▶ YOUR GOAL: Where the data below has the string "color", return the whole line.
— Start of INPUT FOR THIS TASK —
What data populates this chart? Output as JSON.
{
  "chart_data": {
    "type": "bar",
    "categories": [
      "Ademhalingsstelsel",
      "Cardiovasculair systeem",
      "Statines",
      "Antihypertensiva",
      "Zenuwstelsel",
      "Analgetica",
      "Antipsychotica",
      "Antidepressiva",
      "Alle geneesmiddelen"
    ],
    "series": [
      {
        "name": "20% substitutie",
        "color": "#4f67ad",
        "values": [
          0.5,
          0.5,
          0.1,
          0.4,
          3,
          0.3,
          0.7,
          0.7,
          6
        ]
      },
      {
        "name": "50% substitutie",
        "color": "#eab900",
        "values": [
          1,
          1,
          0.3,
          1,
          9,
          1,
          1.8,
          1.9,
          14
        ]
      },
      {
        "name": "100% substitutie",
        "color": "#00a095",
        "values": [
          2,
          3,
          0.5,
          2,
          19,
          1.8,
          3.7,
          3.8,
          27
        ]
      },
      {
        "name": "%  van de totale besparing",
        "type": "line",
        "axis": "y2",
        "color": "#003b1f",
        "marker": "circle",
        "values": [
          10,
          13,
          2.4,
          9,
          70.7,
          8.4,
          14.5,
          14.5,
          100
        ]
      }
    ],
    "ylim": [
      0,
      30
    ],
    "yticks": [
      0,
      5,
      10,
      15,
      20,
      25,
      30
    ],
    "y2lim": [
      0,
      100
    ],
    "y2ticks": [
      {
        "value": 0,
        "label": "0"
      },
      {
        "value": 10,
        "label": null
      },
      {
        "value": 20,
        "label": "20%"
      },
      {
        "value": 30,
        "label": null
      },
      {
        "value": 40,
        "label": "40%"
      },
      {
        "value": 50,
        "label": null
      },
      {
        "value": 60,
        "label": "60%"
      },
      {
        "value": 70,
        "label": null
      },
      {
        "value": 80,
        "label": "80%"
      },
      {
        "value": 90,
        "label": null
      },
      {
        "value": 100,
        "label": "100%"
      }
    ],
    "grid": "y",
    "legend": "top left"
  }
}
— End of INPUT FOR THIS TASK —
▶ RIGHT ANSWER:
        "color": "#4f67ad",
        "color": "#eab900",
        "color": "#00a095",
        "color": "#003b1f",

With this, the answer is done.